## STATED TASK
Type out the data exactly as given. Skip any image.

## MATERIAL PROVIDED

*-*-*

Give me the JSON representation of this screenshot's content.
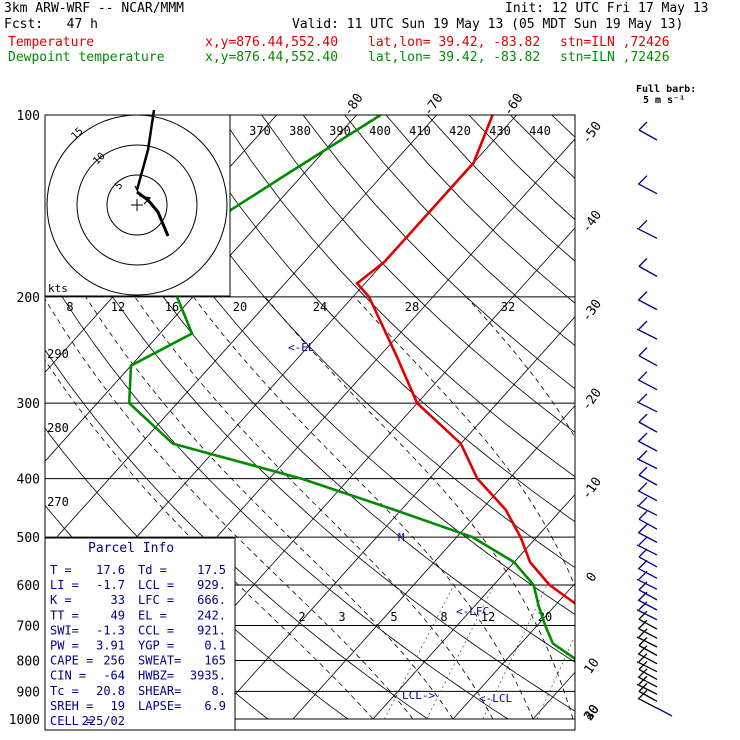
{
  "header": {
    "line1_left": "3km ARW-WRF -- NCAR/MMM",
    "line1_right": "Init: 12 UTC Fri 17 May 13",
    "line2_left": "Fcst:   47 h",
    "line2_right": "Valid: 11 UTC Sun 19 May 13 (05 MDT Sun 19 May 13)",
    "temp_label": "Temperature",
    "dew_label": "Dewpoint temperature",
    "xy": "x,y=876.44,552.40",
    "latlon": "lat,lon= 39.42, -83.82",
    "stn": "stn=ILN ,72426",
    "barb_key_1": "Full barb:",
    "barb_key_2": "5 m s⁻¹"
  },
  "chart_data": {
    "type": "line",
    "title": "",
    "xlabel": "",
    "ylabel": "",
    "pressure_levels": [
      100,
      200,
      300,
      400,
      500,
      600,
      700,
      800,
      900,
      1000
    ],
    "temperature_ticks": [
      -80,
      -70,
      -60,
      -50,
      -40,
      -30,
      -20,
      -10,
      0,
      10,
      20,
      30,
      40
    ],
    "theta_labels": [
      370,
      380,
      390,
      400,
      410,
      420,
      430,
      440
    ],
    "theta_low_labels": [
      290,
      280,
      270
    ],
    "mixing_ratio_labels_upper": [
      8,
      12,
      16,
      20,
      24,
      28,
      32
    ],
    "mixing_ratio_labels_lower": [
      2,
      3,
      5,
      8,
      12,
      20
    ],
    "annotations": [
      "<-EL",
      "<-LFC",
      "<-LCL",
      "LCL->",
      "M"
    ],
    "series": [
      {
        "name": "Temperature",
        "color": "#e00000",
        "points": [
          [
            100,
            -63
          ],
          [
            120,
            -60
          ],
          [
            150,
            -60
          ],
          [
            175,
            -60
          ],
          [
            190,
            -61
          ],
          [
            200,
            -58
          ],
          [
            250,
            -48
          ],
          [
            300,
            -40
          ],
          [
            350,
            -30
          ],
          [
            400,
            -24
          ],
          [
            450,
            -17
          ],
          [
            500,
            -12
          ],
          [
            550,
            -8
          ],
          [
            600,
            -3
          ],
          [
            650,
            3
          ],
          [
            700,
            8
          ],
          [
            750,
            13
          ],
          [
            800,
            16
          ],
          [
            850,
            17
          ],
          [
            900,
            17.5
          ],
          [
            950,
            17.6
          ]
        ]
      },
      {
        "name": "Dewpoint temperature",
        "color": "#008c00",
        "points": [
          [
            100,
            -77
          ],
          [
            125,
            -82
          ],
          [
            150,
            -86
          ],
          [
            175,
            -87
          ],
          [
            200,
            -82
          ],
          [
            230,
            -76
          ],
          [
            260,
            -80
          ],
          [
            300,
            -76
          ],
          [
            350,
            -66
          ],
          [
            400,
            -46
          ],
          [
            450,
            -31
          ],
          [
            500,
            -18
          ],
          [
            550,
            -10
          ],
          [
            600,
            -5
          ],
          [
            650,
            -2
          ],
          [
            700,
            1
          ],
          [
            750,
            4
          ],
          [
            800,
            9
          ],
          [
            850,
            13
          ],
          [
            900,
            16
          ],
          [
            950,
            17.5
          ]
        ]
      }
    ],
    "wind_barbs_ms": [
      {
        "p": 975,
        "dir": 225,
        "spd": 2
      },
      {
        "p": 900,
        "dir": 230,
        "spd": 5
      },
      {
        "p": 800,
        "dir": 240,
        "spd": 9
      },
      {
        "p": 700,
        "dir": 245,
        "spd": 10
      },
      {
        "p": 600,
        "dir": 250,
        "spd": 11
      },
      {
        "p": 500,
        "dir": 255,
        "spd": 13
      },
      {
        "p": 400,
        "dir": 260,
        "spd": 15
      },
      {
        "p": 300,
        "dir": 265,
        "spd": 17
      },
      {
        "p": 200,
        "dir": 255,
        "spd": 14
      },
      {
        "p": 150,
        "dir": 235,
        "spd": 19
      },
      {
        "p": 110,
        "dir": 230,
        "spd": 18
      }
    ],
    "hodograph": {
      "rings": [
        5,
        10,
        15
      ],
      "ring_labels": [
        "5",
        "10",
        "15"
      ],
      "units": "kts",
      "points": [
        [
          -1.5,
          2
        ],
        [
          -2,
          3.5
        ],
        [
          1,
          5
        ],
        [
          2.5,
          7
        ],
        [
          3,
          9
        ],
        [
          2,
          11
        ],
        [
          1,
          13
        ]
      ],
      "storm_motion": [
        -4,
        -10
      ]
    }
  },
  "parcel_info": {
    "title": "Parcel Info",
    "rows": [
      [
        "T  =",
        "17.6",
        "Td =",
        "17.5"
      ],
      [
        "LI =",
        "-1.7",
        "LCL =",
        "929."
      ],
      [
        "K  =",
        "33",
        "LFC =",
        "666."
      ],
      [
        "TT =",
        "49",
        "EL  =",
        "242."
      ],
      [
        "SWI=",
        "-1.3",
        "CCL =",
        "921."
      ],
      [
        "PW =",
        "3.91",
        "YGP =",
        "0.1"
      ],
      [
        "CAPE =",
        "256",
        "SWEAT=",
        "165"
      ],
      [
        "CIN  =",
        "-64",
        "HWBZ=",
        "3935."
      ],
      [
        "Tc  =",
        "20.8",
        "SHEAR=",
        "8."
      ],
      [
        "SREH =",
        "19",
        "LAPSE=",
        "6.9"
      ],
      [
        "CELL =",
        "225/02",
        "",
        ""
      ]
    ]
  }
}
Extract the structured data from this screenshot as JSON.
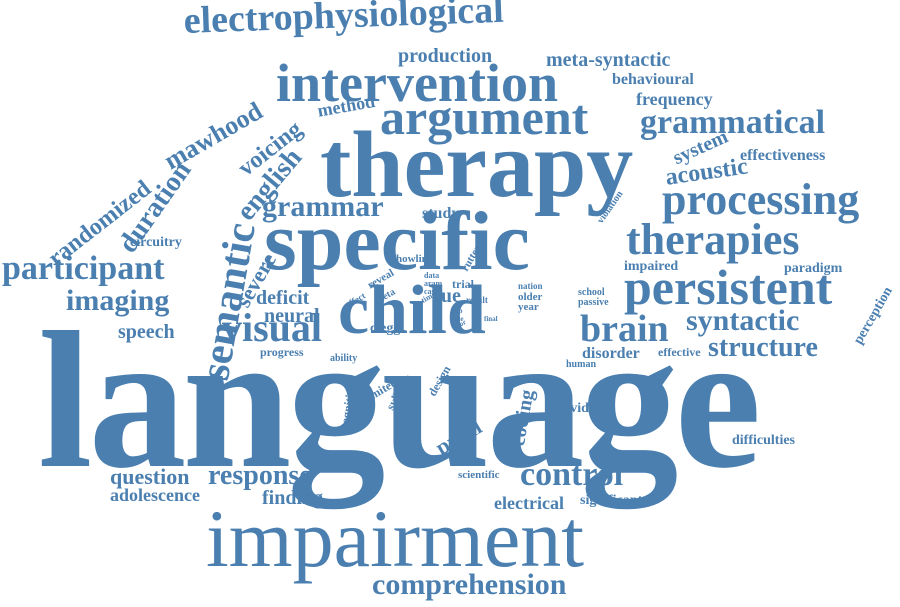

*-*-*

## COMPLETED TASK
Give me the JSON representation of this screenshot's content.
{
  "header": {
    "line1_left": "3km ARW-WRF -- NCAR/MMM",
    "line1_right": "Init: 12 UTC Fri 17 May 13",
    "line2_left": "Fcst:   47 h",
    "line2_right": "Valid: 11 UTC Sun 19 May 13 (05 MDT Sun 19 May 13)",
    "temp_label": "Temperature",
    "dew_label": "Dewpoint temperature",
    "xy": "x,y=876.44,552.40",
    "latlon": "lat,lon= 39.42, -83.82",
    "stn": "stn=ILN ,72426",
    "barb_key_1": "Full barb:",
    "barb_key_2": "5 m s⁻¹"
  },
  "chart_data": {
    "type": "line",
    "title": "",
    "xlabel": "",
    "ylabel": "",
    "pressure_levels": [
      100,
      200,
      300,
      400,
      500,
      600,
      700,
      800,
      900,
      1000
    ],
    "temperature_ticks": [
      -80,
      -70,
      -60,
      -50,
      -40,
      -30,
      -20,
      -10,
      0,
      10,
      20,
      30,
      40
    ],
    "theta_labels": [
      370,
      380,
      390,
      400,
      410,
      420,
      430,
      440
    ],
    "theta_low_labels": [
      290,
      280,
      270
    ],
    "mixing_ratio_labels_upper": [
      8,
      12,
      16,
      20,
      24,
      28,
      32
    ],
    "mixing_ratio_labels_lower": [
      2,
      3,
      5,
      8,
      12,
      20
    ],
    "annotations": [
      "<-EL",
      "<-LFC",
      "<-LCL",
      "LCL->",
      "M"
    ],
    "series": [
      {
        "name": "Temperature",
        "color": "#e00000",
        "points": [
          [
            100,
            -63
          ],
          [
            120,
            -60
          ],
          [
            150,
            -60
          ],
          [
            175,
            -60
          ],
          [
            190,
            -61
          ],
          [
            200,
            -58
          ],
          [
            250,
            -48
          ],
          [
            300,
            -40
          ],
          [
            350,
            -30
          ],
          [
            400,
            -24
          ],
          [
            450,
            -17
          ],
          [
            500,
            -12
          ],
          [
            550,
            -8
          ],
          [
            600,
            -3
          ],
          [
            650,
            3
          ],
          [
            700,
            8
          ],
          [
            750,
            13
          ],
          [
            800,
            16
          ],
          [
            850,
            17
          ],
          [
            900,
            17.5
          ],
          [
            950,
            17.6
          ]
        ]
      },
      {
        "name": "Dewpoint temperature",
        "color": "#008c00",
        "points": [
          [
            100,
            -77
          ],
          [
            125,
            -82
          ],
          [
            150,
            -86
          ],
          [
            175,
            -87
          ],
          [
            200,
            -82
          ],
          [
            230,
            -76
          ],
          [
            260,
            -80
          ],
          [
            300,
            -76
          ],
          [
            350,
            -66
          ],
          [
            400,
            -46
          ],
          [
            450,
            -31
          ],
          [
            500,
            -18
          ],
          [
            550,
            -10
          ],
          [
            600,
            -5
          ],
          [
            650,
            -2
          ],
          [
            700,
            1
          ],
          [
            750,
            4
          ],
          [
            800,
            9
          ],
          [
            850,
            13
          ],
          [
            900,
            16
          ],
          [
            950,
            17.5
          ]
        ]
      }
    ],
    "wind_barbs_ms": [
      {
        "p": 975,
        "dir": 225,
        "spd": 2
      },
      {
        "p": 900,
        "dir": 230,
        "spd": 5
      },
      {
        "p": 800,
        "dir": 240,
        "spd": 9
      },
      {
        "p": 700,
        "dir": 245,
        "spd": 10
      },
      {
        "p": 600,
        "dir": 250,
        "spd": 11
      },
      {
        "p": 500,
        "dir": 255,
        "spd": 13
      },
      {
        "p": 400,
        "dir": 260,
        "spd": 15
      },
      {
        "p": 300,
        "dir": 265,
        "spd": 17
      },
      {
        "p": 200,
        "dir": 255,
        "spd": 14
      },
      {
        "p": 150,
        "dir": 235,
        "spd": 19
      },
      {
        "p": 110,
        "dir": 230,
        "spd": 18
      }
    ],
    "hodograph": {
      "rings": [
        5,
        10,
        15
      ],
      "ring_labels": [
        "5",
        "10",
        "15"
      ],
      "units": "kts",
      "points": [
        [
          -1.5,
          2
        ],
        [
          -2,
          3.5
        ],
        [
          1,
          5
        ],
        [
          2.5,
          7
        ],
        [
          3,
          9
        ],
        [
          2,
          11
        ],
        [
          1,
          13
        ]
      ],
      "storm_motion": [
        -4,
        -10
      ]
    }
  },
  "parcel_info": {
    "title": "Parcel Info",
    "rows": [
      [
        "T  =",
        "17.6",
        "Td =",
        "17.5"
      ],
      [
        "LI =",
        "-1.7",
        "LCL =",
        "929."
      ],
      [
        "K  =",
        "33",
        "LFC =",
        "666."
      ],
      [
        "TT =",
        "49",
        "EL  =",
        "242."
      ],
      [
        "SWI=",
        "-1.3",
        "CCL =",
        "921."
      ],
      [
        "PW =",
        "3.91",
        "YGP =",
        "0.1"
      ],
      [
        "CAPE =",
        "256",
        "SWEAT=",
        "165"
      ],
      [
        "CIN  =",
        "-64",
        "HWBZ=",
        "3935."
      ],
      [
        "Tc  =",
        "20.8",
        "SHEAR=",
        "8."
      ],
      [
        "SREH =",
        "19",
        "LAPSE=",
        "6.9"
      ],
      [
        "CELL =",
        "225/02",
        "",
        ""
      ]
    ]
  }
}
Extract the structured data from this screenshot as JSON.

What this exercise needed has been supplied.